Skip the pictures and quote all of the lines exactly.

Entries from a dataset
◆ ◆ ◆ ◆

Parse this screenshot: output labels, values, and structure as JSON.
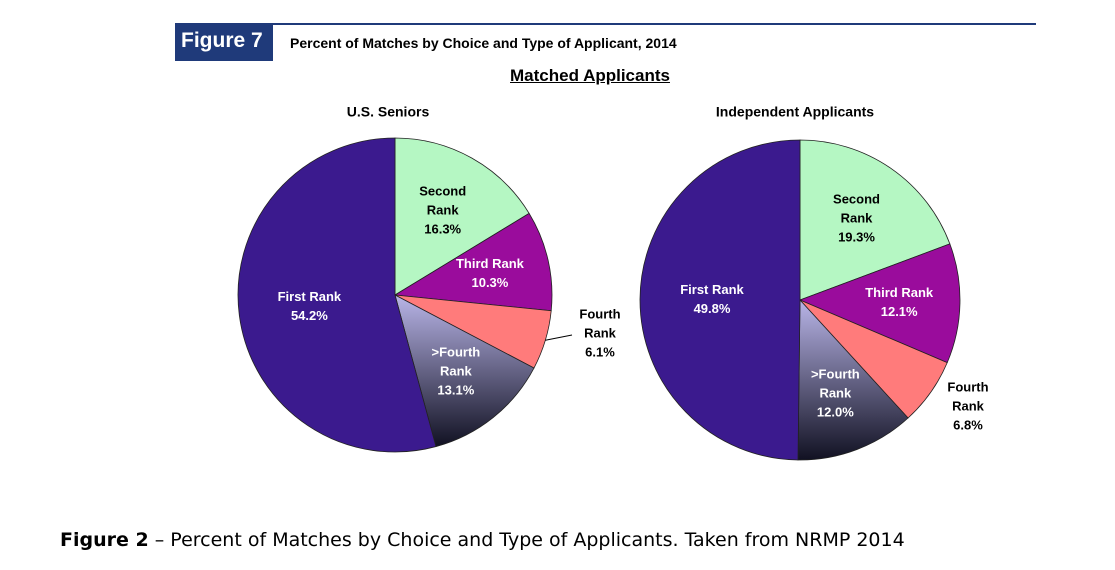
{
  "figure_label": "Figure 7",
  "figure_title": "Percent of Matches by Choice and Type of Applicant, 2014",
  "section_title": "Matched Applicants",
  "caption": {
    "label": "Figure 2",
    "text": "– Percent of Matches by Choice and Type of Applicants. Taken from NRMP 2014"
  },
  "chart_data": [
    {
      "type": "pie",
      "title": "U.S. Seniors",
      "categories": [
        "First Rank",
        "Second Rank",
        "Third Rank",
        "Fourth Rank",
        ">Fourth Rank"
      ],
      "values": [
        54.2,
        16.3,
        10.3,
        6.1,
        13.1
      ],
      "value_labels": [
        "54.2%",
        "16.3%",
        "10.3%",
        "6.1%",
        "13.1%"
      ],
      "colors": [
        "#3b1a8e",
        "#b5f7c3",
        "#9a0c9c",
        "#ff7b7b",
        "#b9b5e8"
      ]
    },
    {
      "type": "pie",
      "title": "Independent Applicants",
      "categories": [
        "First Rank",
        "Second Rank",
        "Third Rank",
        "Fourth Rank",
        ">Fourth Rank"
      ],
      "values": [
        49.8,
        19.3,
        12.1,
        6.8,
        12.0
      ],
      "value_labels": [
        "49.8%",
        "19.3%",
        "12.1%",
        "6.8%",
        "12.0%"
      ],
      "colors": [
        "#3b1a8e",
        "#b5f7c3",
        "#9a0c9c",
        "#ff7b7b",
        "#b9b5e8"
      ]
    }
  ]
}
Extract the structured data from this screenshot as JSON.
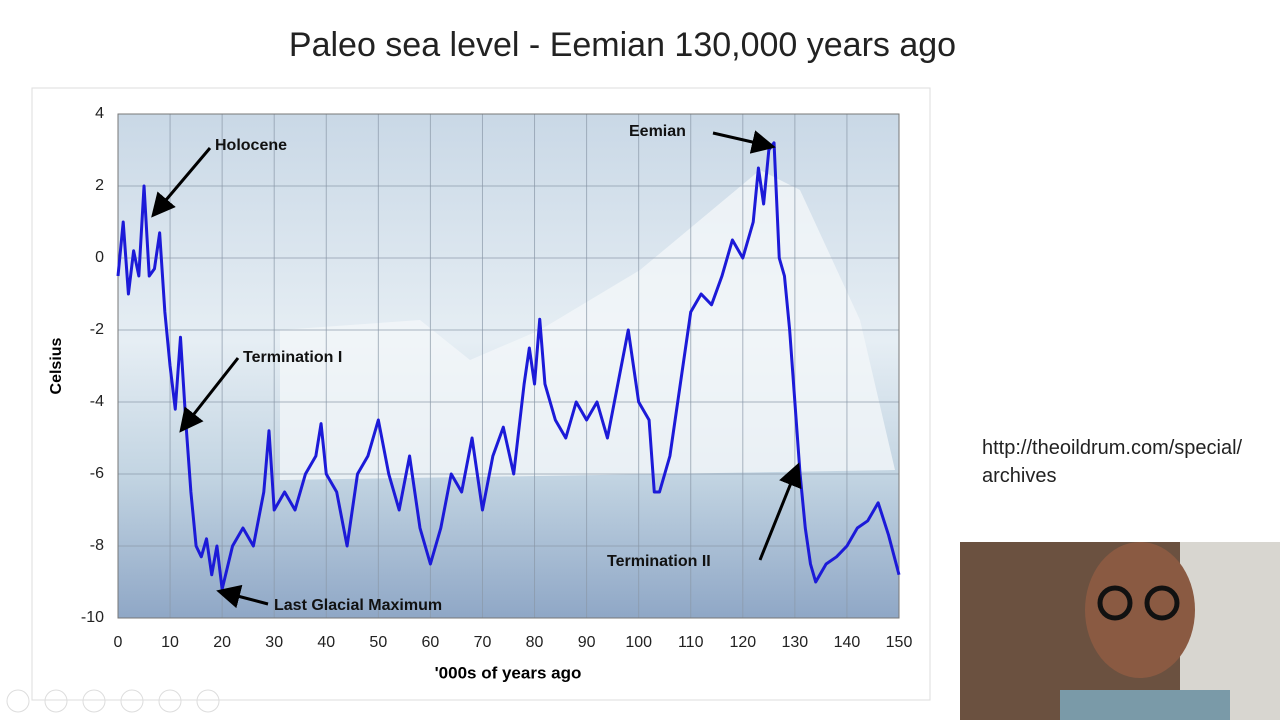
{
  "slide_title": "Paleo sea level - Eemian 130,000 years ago",
  "source_note": "http://theoildrum.com/special/archives",
  "chart_data": {
    "type": "line",
    "x_label": "'000s of years ago",
    "y_label": "Celsius",
    "x": [
      0,
      1,
      2,
      3,
      4,
      5,
      6,
      7,
      8,
      9,
      10,
      11,
      12,
      13,
      14,
      15,
      16,
      17,
      18,
      19,
      20,
      22,
      24,
      26,
      28,
      29,
      30,
      32,
      34,
      36,
      38,
      39,
      40,
      42,
      44,
      46,
      48,
      50,
      52,
      54,
      56,
      58,
      60,
      62,
      64,
      66,
      68,
      70,
      72,
      74,
      76,
      78,
      79,
      80,
      81,
      82,
      84,
      86,
      88,
      90,
      92,
      94,
      96,
      98,
      100,
      102,
      103,
      104,
      106,
      108,
      110,
      112,
      114,
      116,
      118,
      120,
      122,
      123,
      124,
      125,
      126,
      127,
      128,
      129,
      130,
      131,
      132,
      133,
      134,
      136,
      138,
      140,
      142,
      144,
      146,
      148,
      150
    ],
    "series": [
      {
        "color": "#1c1ad8",
        "values": [
          -0.5,
          1.0,
          -1.0,
          0.2,
          -0.5,
          2.0,
          -0.5,
          -0.3,
          0.7,
          -1.5,
          -3,
          -4.2,
          -2.2,
          -4.5,
          -6.5,
          -8,
          -8.3,
          -7.8,
          -8.8,
          -8,
          -9.2,
          -8,
          -7.5,
          -8,
          -6.5,
          -4.8,
          -7,
          -6.5,
          -7,
          -6,
          -5.5,
          -4.6,
          -6,
          -6.5,
          -8,
          -6,
          -5.5,
          -4.5,
          -6,
          -7,
          -5.5,
          -7.5,
          -8.5,
          -7.5,
          -6,
          -6.5,
          -5,
          -7,
          -5.5,
          -4.7,
          -6,
          -3.5,
          -2.5,
          -3.5,
          -1.7,
          -3.5,
          -4.5,
          -5,
          -4,
          -4.5,
          -4,
          -5,
          -3.5,
          -2,
          -4,
          -4.5,
          -6.5,
          -6.5,
          -5.5,
          -3.5,
          -1.5,
          -1,
          -1.3,
          -0.5,
          0.5,
          0,
          1,
          2.5,
          1.5,
          3,
          3.2,
          0,
          -0.5,
          -2,
          -4,
          -6,
          -7.5,
          -8.5,
          -9,
          -8.5,
          -8.3,
          -8,
          -7.5,
          -7.3,
          -6.8,
          -7.7,
          -8.8
        ]
      }
    ],
    "xlim": [
      0,
      150
    ],
    "ylim": [
      -10,
      4
    ],
    "xticks": [
      0,
      10,
      20,
      30,
      40,
      50,
      60,
      70,
      80,
      90,
      100,
      110,
      120,
      130,
      140,
      150
    ],
    "yticks": [
      4,
      2,
      0,
      -2,
      -4,
      -6,
      -8,
      -10
    ],
    "grid": true,
    "annotations": [
      "Holocene",
      "Termination I",
      "Last Glacial Maximum",
      "Eemian",
      "Termination II"
    ]
  }
}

◆ ◆ ◆ ◆

→ Correct result:
Parse this screenshot: output labels, values, and structure as JSON.
{
  "figure_label": "Figure 7",
  "figure_title": "Percent of Matches by Choice and Type of Applicant, 2014",
  "section_title": "Matched Applicants",
  "caption": {
    "label": "Figure 2",
    "text": "– Percent of Matches by Choice and Type of Applicants. Taken from NRMP 2014"
  },
  "chart_data": [
    {
      "type": "pie",
      "title": "U.S. Seniors",
      "categories": [
        "First Rank",
        "Second Rank",
        "Third Rank",
        "Fourth Rank",
        ">Fourth Rank"
      ],
      "values": [
        54.2,
        16.3,
        10.3,
        6.1,
        13.1
      ],
      "value_labels": [
        "54.2%",
        "16.3%",
        "10.3%",
        "6.1%",
        "13.1%"
      ],
      "colors": [
        "#3b1a8e",
        "#b5f7c3",
        "#9a0c9c",
        "#ff7b7b",
        "#b9b5e8"
      ]
    },
    {
      "type": "pie",
      "title": "Independent Applicants",
      "categories": [
        "First Rank",
        "Second Rank",
        "Third Rank",
        "Fourth Rank",
        ">Fourth Rank"
      ],
      "values": [
        49.8,
        19.3,
        12.1,
        6.8,
        12.0
      ],
      "value_labels": [
        "49.8%",
        "19.3%",
        "12.1%",
        "6.8%",
        "12.0%"
      ],
      "colors": [
        "#3b1a8e",
        "#b5f7c3",
        "#9a0c9c",
        "#ff7b7b",
        "#b9b5e8"
      ]
    }
  ]
}
Extract the structured data from this screenshot as JSON.
{
  "slide_title": "Paleo sea level - Eemian 130,000 years ago",
  "source_note": "http://theoildrum.com/special/archives",
  "chart_data": {
    "type": "line",
    "x_label": "'000s of years ago",
    "y_label": "Celsius",
    "x": [
      0,
      1,
      2,
      3,
      4,
      5,
      6,
      7,
      8,
      9,
      10,
      11,
      12,
      13,
      14,
      15,
      16,
      17,
      18,
      19,
      20,
      22,
      24,
      26,
      28,
      29,
      30,
      32,
      34,
      36,
      38,
      39,
      40,
      42,
      44,
      46,
      48,
      50,
      52,
      54,
      56,
      58,
      60,
      62,
      64,
      66,
      68,
      70,
      72,
      74,
      76,
      78,
      79,
      80,
      81,
      82,
      84,
      86,
      88,
      90,
      92,
      94,
      96,
      98,
      100,
      102,
      103,
      104,
      106,
      108,
      110,
      112,
      114,
      116,
      118,
      120,
      122,
      123,
      124,
      125,
      126,
      127,
      128,
      129,
      130,
      131,
      132,
      133,
      134,
      136,
      138,
      140,
      142,
      144,
      146,
      148,
      150
    ],
    "series": [
      {
        "color": "#1c1ad8",
        "values": [
          -0.5,
          1.0,
          -1.0,
          0.2,
          -0.5,
          2.0,
          -0.5,
          -0.3,
          0.7,
          -1.5,
          -3,
          -4.2,
          -2.2,
          -4.5,
          -6.5,
          -8,
          -8.3,
          -7.8,
          -8.8,
          -8,
          -9.2,
          -8,
          -7.5,
          -8,
          -6.5,
          -4.8,
          -7,
          -6.5,
          -7,
          -6,
          -5.5,
          -4.6,
          -6,
          -6.5,
          -8,
          -6,
          -5.5,
          -4.5,
          -6,
          -7,
          -5.5,
          -7.5,
          -8.5,
          -7.5,
          -6,
          -6.5,
          -5,
          -7,
          -5.5,
          -4.7,
          -6,
          -3.5,
          -2.5,
          -3.5,
          -1.7,
          -3.5,
          -4.5,
          -5,
          -4,
          -4.5,
          -4,
          -5,
          -3.5,
          -2,
          -4,
          -4.5,
          -6.5,
          -6.5,
          -5.5,
          -3.5,
          -1.5,
          -1,
          -1.3,
          -0.5,
          0.5,
          0,
          1,
          2.5,
          1.5,
          3,
          3.2,
          0,
          -0.5,
          -2,
          -4,
          -6,
          -7.5,
          -8.5,
          -9,
          -8.5,
          -8.3,
          -8,
          -7.5,
          -7.3,
          -6.8,
          -7.7,
          -8.8
        ]
      }
    ],
    "xlim": [
      0,
      150
    ],
    "ylim": [
      -10,
      4
    ],
    "xticks": [
      0,
      10,
      20,
      30,
      40,
      50,
      60,
      70,
      80,
      90,
      100,
      110,
      120,
      130,
      140,
      150
    ],
    "yticks": [
      4,
      2,
      0,
      -2,
      -4,
      -6,
      -8,
      -10
    ],
    "grid": true,
    "annotations": [
      "Holocene",
      "Termination I",
      "Last Glacial Maximum",
      "Eemian",
      "Termination II"
    ]
  }
}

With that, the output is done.